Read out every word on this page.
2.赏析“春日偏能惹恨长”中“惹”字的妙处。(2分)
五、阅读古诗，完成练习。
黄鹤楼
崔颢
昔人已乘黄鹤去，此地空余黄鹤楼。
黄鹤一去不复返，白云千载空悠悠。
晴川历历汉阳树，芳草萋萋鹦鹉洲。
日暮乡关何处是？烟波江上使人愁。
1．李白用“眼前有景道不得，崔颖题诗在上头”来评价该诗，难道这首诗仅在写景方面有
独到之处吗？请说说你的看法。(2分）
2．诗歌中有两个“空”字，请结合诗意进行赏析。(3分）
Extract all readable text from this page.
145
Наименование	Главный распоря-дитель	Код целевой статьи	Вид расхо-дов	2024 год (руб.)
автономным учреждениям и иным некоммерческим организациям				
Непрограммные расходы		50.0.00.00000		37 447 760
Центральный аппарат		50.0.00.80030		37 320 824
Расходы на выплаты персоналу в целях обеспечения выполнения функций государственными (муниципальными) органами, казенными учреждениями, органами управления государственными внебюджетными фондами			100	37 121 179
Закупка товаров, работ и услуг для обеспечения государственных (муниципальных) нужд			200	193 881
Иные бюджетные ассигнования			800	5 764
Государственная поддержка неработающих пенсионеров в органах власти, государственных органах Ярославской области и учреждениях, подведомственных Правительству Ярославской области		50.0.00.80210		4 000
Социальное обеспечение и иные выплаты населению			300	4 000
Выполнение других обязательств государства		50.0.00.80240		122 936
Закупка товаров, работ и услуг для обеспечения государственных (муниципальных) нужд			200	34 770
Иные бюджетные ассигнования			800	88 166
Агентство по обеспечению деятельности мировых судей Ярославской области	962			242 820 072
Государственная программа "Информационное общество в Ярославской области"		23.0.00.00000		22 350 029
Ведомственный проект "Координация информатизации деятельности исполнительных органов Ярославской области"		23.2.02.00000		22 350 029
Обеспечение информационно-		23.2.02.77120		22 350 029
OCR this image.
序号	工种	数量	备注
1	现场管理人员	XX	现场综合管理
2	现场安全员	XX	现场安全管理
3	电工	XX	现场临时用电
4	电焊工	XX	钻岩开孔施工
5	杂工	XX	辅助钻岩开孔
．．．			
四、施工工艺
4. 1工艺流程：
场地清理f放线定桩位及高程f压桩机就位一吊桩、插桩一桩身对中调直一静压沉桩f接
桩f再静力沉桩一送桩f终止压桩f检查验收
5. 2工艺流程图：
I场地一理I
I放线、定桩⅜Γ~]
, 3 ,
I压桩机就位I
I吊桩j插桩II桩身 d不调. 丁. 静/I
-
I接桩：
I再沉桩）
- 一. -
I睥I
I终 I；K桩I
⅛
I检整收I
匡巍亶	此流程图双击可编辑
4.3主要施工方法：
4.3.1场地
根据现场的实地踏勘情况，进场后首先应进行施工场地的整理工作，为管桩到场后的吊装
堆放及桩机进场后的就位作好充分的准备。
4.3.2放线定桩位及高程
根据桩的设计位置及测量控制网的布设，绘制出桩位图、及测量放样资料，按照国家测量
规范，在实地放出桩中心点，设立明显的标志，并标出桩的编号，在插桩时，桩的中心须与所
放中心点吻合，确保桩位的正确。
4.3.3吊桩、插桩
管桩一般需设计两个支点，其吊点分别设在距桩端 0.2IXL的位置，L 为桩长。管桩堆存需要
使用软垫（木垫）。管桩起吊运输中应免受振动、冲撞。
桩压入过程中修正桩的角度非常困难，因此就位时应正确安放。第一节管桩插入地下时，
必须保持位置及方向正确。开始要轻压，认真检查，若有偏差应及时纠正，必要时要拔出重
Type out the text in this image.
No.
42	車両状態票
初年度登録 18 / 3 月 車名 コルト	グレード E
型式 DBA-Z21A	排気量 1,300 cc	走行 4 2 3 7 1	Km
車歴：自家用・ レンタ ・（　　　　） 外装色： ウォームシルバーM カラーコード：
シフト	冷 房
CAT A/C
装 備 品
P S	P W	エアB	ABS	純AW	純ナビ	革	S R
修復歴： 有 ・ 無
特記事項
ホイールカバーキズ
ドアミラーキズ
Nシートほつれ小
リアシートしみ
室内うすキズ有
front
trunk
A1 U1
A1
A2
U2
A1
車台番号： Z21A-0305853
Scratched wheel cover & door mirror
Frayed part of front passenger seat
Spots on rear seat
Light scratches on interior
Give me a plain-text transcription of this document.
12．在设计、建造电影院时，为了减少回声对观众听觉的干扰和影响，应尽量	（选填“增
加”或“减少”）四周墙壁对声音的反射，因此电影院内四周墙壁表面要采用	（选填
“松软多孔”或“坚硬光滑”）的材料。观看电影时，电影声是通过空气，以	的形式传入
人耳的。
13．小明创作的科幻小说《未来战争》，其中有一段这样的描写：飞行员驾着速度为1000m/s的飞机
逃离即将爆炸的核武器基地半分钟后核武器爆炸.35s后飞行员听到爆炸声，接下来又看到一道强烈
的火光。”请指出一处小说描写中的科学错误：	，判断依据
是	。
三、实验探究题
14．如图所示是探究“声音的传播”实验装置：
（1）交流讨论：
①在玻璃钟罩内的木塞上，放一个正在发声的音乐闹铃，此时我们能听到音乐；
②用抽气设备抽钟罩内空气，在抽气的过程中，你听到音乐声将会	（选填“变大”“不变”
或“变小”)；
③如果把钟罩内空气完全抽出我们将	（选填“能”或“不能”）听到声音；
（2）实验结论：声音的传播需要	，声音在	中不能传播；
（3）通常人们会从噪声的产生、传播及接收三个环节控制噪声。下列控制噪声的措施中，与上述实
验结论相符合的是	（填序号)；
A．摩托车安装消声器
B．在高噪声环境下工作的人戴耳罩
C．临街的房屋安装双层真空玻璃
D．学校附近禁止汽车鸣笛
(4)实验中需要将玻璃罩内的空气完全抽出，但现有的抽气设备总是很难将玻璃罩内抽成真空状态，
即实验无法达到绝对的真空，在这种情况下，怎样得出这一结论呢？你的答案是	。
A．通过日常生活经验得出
------------------------------------------------------------------------
GOAL: Repeat the data precisely, reproducing every entry.

ANSWER FOR THE TASK:
Read out every word on this page.
2.赏析“春日偏能惹恨长”中“惹”字的妙处。(2分)
五、阅读古诗，完成练习。
黄鹤楼
崔颢
昔人已乘黄鹤去，此地空余黄鹤楼。
黄鹤一去不复返，白云千载空悠悠。
晴川历历汉阳树，芳草萋萋鹦鹉洲。
日暮乡关何处是？烟波江上使人愁。
1．李白用“眼前有景道不得，崔颖题诗在上头”来评价该诗，难道这首诗仅在写景方面有
独到之处吗？请说说你的看法。(2分）
2．诗歌中有两个“空”字，请结合诗意进行赏析。(3分）
Extract all readable text from this page.
145
Наименование	Главный распоря-дитель	Код целевой статьи	Вид расхо-дов	2024 год (руб.)
автономным учреждениям и иным некоммерческим организациям				
Непрограммные расходы		50.0.00.00000		37 447 760
Центральный аппарат		50.0.00.80030		37 320 824
Расходы на выплаты персоналу в целях обеспечения выполнения функций государственными (муниципальными) органами, казенными учреждениями, органами управления государственными внебюджетными фондами			100	37 121 179
Закупка товаров, работ и услуг для обеспечения государственных (муниципальных) нужд			200	193 881
Иные бюджетные ассигнования			800	5 764
Государственная поддержка неработающих пенсионеров в органах власти, государственных органах Ярославской области и учреждениях, подведомственных Правительству Ярославской области		50.0.00.80210		4 000
Социальное обеспечение и иные выплаты населению			300	4 000
Выполнение других обязательств государства		50.0.00.80240		122 936
Закупка товаров, работ и услуг для обеспечения государственных (муниципальных) нужд			200	34 770
Иные бюджетные ассигнования			800	88 166
Агентство по обеспечению деятельности мировых судей Ярославской области	962			242 820 072
Государственная программа "Информационное общество в Ярославской области"		23.0.00.00000		22 350 029
Ведомственный проект "Координация информатизации деятельности исполнительных органов Ярославской области"		23.2.02.00000		22 350 029
Обеспечение информационно-		23.2.02.77120		22 350 029
OCR this image.
序号	工种	数量	备注
1	现场管理人员	XX	现场综合管理
2	现场安全员	XX	现场安全管理
3	电工	XX	现场临时用电
4	电焊工	XX	钻岩开孔施工
5	杂工	XX	辅助钻岩开孔
．．．			
四、施工工艺
4. 1工艺流程：
场地清理f放线定桩位及高程f压桩机就位一吊桩、插桩一桩身对中调直一静压沉桩f接
桩f再静力沉桩一送桩f终止压桩f检查验收
5. 2工艺流程图：
I场地一理I
I放线、定桩⅜Γ~]
, 3 ,
I压桩机就位I
I吊桩j插桩II桩身 d不调. 丁. 静/I
-
I接桩：
I再沉桩）
- 一. -
I睥I
I终 I；K桩I
⅛
I检整收I
匡巍亶	此流程图双击可编辑
4.3主要施工方法：
4.3.1场地
根据现场的实地踏勘情况，进场后首先应进行施工场地的整理工作，为管桩到场后的吊装
堆放及桩机进场后的就位作好充分的准备。
4.3.2放线定桩位及高程
根据桩的设计位置及测量控制网的布设，绘制出桩位图、及测量放样资料，按照国家测量
规范，在实地放出桩中心点，设立明显的标志，并标出桩的编号，在插桩时，桩的中心须与所
放中心点吻合，确保桩位的正确。
4.3.3吊桩、插桩
管桩一般需设计两个支点，其吊点分别设在距桩端 0.2IXL的位置，L 为桩长。管桩堆存需要
使用软垫（木垫）。管桩起吊运输中应免受振动、冲撞。
桩压入过程中修正桩的角度非常困难，因此就位时应正确安放。第一节管桩插入地下时，
必须保持位置及方向正确。开始要轻压，认真检查，若有偏差应及时纠正，必要时要拔出重
Type out the text in this image.
No.
42	車両状態票
初年度登録 18 / 3 月 車名 コルト	グレード E
型式 DBA-Z21A	排気量 1,300 cc	走行 4 2 3 7 1	Km
車歴：自家用・ レンタ ・（　　　　） 外装色： ウォームシルバーM カラーコード：
シフト	冷 房
CAT A/C
装 備 品
P S	P W	エアB	ABS	純AW	純ナビ	革	S R
修復歴： 有 ・ 無
特記事項
ホイールカバーキズ
ドアミラーキズ
Nシートほつれ小
リアシートしみ
室内うすキズ有
front
trunk
A1 U1
A1
A2
U2
A1
車台番号： Z21A-0305853
Scratched wheel cover & door mirror
Frayed part of front passenger seat
Spots on rear seat
Light scratches on interior
Give me a plain-text transcription of this document.
12．在设计、建造电影院时，为了减少回声对观众听觉的干扰和影响，应尽量	（选填“增
加”或“减少”）四周墙壁对声音的反射，因此电影院内四周墙壁表面要采用	（选填
“松软多孔”或“坚硬光滑”）的材料。观看电影时，电影声是通过空气，以	的形式传入
人耳的。
13．小明创作的科幻小说《未来战争》，其中有一段这样的描写：飞行员驾着速度为1000m/s的飞机
逃离即将爆炸的核武器基地半分钟后核武器爆炸.35s后飞行员听到爆炸声，接下来又看到一道强烈
的火光。”请指出一处小说描写中的科学错误：	，判断依据
是	。
三、实验探究题
14．如图所示是探究“声音的传播”实验装置：
（1）交流讨论：
①在玻璃钟罩内的木塞上，放一个正在发声的音乐闹铃，此时我们能听到音乐；
②用抽气设备抽钟罩内空气，在抽气的过程中，你听到音乐声将会	（选填“变大”“不变”
或“变小”)；
③如果把钟罩内空气完全抽出我们将	（选填“能”或“不能”）听到声音；
（2）实验结论：声音的传播需要	，声音在	中不能传播；
（3）通常人们会从噪声的产生、传播及接收三个环节控制噪声。下列控制噪声的措施中，与上述实
验结论相符合的是	（填序号)；
A．摩托车安装消声器
B．在高噪声环境下工作的人戴耳罩
C．临街的房屋安装双层真空玻璃
D．学校附近禁止汽车鸣笛
(4)实验中需要将玻璃罩内的空气完全抽出，但现有的抽气设备总是很难将玻璃罩内抽成真空状态，
即实验无法达到绝对的真空，在这种情况下，怎样得出这一结论呢？你的答案是	。
A．通过日常生活经验得出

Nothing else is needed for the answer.